* _Письменное задание A_: Объясните по фрагменту об альманахе «Литературная Москва», почему непроизнесенные речи все же надо было записывать.

* _Избранный фрагмент_:
· · ·

№5, 1989/Очерки былого

«Литературная Москва» (Из книги «Эпилог»)

1

В том, что я – несовершившийся общественный деятель, меня убеждают мои непроизнесенные речи. Гуляя по лесу, я мысленно произнес не менее сотни речей по разным поводам, но в целом направленных против страха, искажающего контуры искусства, против произвола и бессмыслицы, господствующих в нашей жизни и литературе. Я старался возможно скорее забыть эти речи, потому что они мешали мне работать. Между тем надо было записывать их – ведь они были оборотной стороной той же работы, заставляя меня оставаться наедине с собой. В сущности, трагедия советского писателя как раз и заключается в том, что он никогда не остается наедине с собой. Всегда присутствует третий – государство в любой форме, иногда почти незаметной и поэтому особенно опасной. Но невозможно изобразить других, если не увидеть, не узнать, не понять себя без свидетелей и подслушивающих аппаратов. В основе любого искусства лежит одиночество, связанное с самопознанием, и не много выигрывает художник, видя себя испуганным, притворяющимся, подравнивающим истину. Впрочем, даже и в этом случае он может изобразить себя, если ему не очень мешают. Но вернемся к моей неосуществившейся общественной карьере. Я много раз избирался в правление Союза писателей Москвы и Ленинграда. Перед войной я был членом ленинградского секретариата. Немало времени и сил было отдано секции прозы. Я не лгал в своих выступлениях и даже думаю, что если бы они сохранились, в них можно было бы найти дельные замечания. Но впервые мне посчастливилось почувствовать себя человеком, причастным к подлинному общественному делу, когда я стал членом редколлегии альманаха «Литературная Москва».

· · ·

* _Предоставленный материал_:
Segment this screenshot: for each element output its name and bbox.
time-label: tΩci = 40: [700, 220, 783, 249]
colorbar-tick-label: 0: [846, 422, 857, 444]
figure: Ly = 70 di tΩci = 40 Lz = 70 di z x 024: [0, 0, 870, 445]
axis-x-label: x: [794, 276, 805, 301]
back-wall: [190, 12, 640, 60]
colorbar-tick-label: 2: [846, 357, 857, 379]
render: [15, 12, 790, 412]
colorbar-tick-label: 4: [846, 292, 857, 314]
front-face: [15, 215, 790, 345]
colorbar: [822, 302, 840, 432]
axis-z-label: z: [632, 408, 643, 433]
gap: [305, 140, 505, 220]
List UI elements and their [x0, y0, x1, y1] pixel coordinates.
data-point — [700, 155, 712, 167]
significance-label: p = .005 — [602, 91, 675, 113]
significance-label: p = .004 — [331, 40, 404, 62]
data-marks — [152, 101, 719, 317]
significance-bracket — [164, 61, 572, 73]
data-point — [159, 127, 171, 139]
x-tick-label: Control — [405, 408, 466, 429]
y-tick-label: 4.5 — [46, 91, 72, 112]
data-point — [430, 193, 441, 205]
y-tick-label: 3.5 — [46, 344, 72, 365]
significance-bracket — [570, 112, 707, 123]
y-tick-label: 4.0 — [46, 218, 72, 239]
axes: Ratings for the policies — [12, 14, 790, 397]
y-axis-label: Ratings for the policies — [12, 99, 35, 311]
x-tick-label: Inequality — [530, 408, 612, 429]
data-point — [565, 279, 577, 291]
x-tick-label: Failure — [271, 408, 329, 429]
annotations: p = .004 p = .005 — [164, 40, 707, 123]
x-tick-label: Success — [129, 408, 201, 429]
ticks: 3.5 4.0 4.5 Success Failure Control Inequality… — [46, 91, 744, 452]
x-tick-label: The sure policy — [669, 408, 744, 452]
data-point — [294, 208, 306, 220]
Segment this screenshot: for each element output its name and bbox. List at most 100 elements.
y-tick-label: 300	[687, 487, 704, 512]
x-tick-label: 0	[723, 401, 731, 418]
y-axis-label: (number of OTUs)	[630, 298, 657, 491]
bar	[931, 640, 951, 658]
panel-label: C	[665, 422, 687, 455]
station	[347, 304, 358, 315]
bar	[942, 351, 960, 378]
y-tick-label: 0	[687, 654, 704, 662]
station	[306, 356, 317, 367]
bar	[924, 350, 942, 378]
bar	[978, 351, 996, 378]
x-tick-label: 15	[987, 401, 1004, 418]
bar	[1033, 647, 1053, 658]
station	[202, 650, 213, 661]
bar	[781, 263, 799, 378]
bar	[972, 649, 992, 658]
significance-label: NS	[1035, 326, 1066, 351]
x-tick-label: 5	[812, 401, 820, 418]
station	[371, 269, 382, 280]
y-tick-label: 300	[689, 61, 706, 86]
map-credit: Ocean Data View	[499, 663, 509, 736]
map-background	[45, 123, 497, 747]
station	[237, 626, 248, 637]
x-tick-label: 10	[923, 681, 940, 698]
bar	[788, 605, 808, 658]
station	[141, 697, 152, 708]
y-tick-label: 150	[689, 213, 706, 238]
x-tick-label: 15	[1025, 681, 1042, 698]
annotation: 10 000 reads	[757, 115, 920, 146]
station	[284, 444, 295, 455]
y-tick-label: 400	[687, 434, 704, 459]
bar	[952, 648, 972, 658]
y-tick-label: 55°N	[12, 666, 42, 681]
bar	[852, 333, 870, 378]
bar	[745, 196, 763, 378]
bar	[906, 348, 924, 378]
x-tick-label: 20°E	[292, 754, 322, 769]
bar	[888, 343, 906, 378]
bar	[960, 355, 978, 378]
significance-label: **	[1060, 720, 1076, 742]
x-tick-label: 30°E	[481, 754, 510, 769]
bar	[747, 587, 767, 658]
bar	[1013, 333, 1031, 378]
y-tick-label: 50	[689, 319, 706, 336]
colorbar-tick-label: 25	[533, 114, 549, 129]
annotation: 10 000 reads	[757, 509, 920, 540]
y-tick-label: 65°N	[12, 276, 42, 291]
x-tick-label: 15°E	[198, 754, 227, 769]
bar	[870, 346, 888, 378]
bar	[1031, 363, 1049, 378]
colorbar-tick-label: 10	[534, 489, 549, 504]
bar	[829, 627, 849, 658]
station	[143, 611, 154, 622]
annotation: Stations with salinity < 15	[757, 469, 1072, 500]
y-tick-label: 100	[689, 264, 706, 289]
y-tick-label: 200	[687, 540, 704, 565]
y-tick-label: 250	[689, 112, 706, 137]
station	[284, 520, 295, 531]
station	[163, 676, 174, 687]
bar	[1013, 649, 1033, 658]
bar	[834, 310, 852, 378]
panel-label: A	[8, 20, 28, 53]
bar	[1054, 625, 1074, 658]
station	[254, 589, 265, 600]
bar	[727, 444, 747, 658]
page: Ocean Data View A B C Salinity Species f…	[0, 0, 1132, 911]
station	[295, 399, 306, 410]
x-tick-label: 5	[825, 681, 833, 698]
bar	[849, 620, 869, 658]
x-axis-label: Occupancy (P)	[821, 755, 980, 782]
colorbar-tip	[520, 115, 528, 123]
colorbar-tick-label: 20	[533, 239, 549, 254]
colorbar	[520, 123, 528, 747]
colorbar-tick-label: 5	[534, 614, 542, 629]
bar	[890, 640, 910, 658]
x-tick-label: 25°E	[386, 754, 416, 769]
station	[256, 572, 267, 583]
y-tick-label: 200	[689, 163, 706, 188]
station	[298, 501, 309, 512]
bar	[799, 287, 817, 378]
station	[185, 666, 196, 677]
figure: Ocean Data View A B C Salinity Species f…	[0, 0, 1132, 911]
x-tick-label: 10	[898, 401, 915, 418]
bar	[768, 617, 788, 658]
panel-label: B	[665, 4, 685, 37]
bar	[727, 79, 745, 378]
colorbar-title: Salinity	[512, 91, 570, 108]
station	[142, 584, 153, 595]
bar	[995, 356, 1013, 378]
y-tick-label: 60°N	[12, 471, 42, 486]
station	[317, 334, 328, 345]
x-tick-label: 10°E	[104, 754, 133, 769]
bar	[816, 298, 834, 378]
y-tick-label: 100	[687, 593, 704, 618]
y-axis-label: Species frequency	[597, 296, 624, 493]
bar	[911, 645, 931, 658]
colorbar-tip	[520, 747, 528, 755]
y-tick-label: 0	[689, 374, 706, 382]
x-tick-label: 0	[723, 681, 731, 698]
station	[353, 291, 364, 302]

· · ·

* _Письменное задание B_: Извлеките из листинга строки начиная с самой первой и до строки с «render: [15, 12, 790, 412]» включительно.

* _Результат задания A_: Их надо было записывать, потому что они были оборотной стороной той же работы и заставляли оставаться наедине с собой.

* _Результат задания B_:
Segment this screenshot: for each element output its name and bbox.
time-label: tΩci = 40: [700, 220, 783, 249]
colorbar-tick-label: 0: [846, 422, 857, 444]
figure: Ly = 70 di tΩci = 40 Lz = 70 di z x 024: [0, 0, 870, 445]
axis-x-label: x: [794, 276, 805, 301]
back-wall: [190, 12, 640, 60]
colorbar-tick-label: 2: [846, 357, 857, 379]
render: [15, 12, 790, 412]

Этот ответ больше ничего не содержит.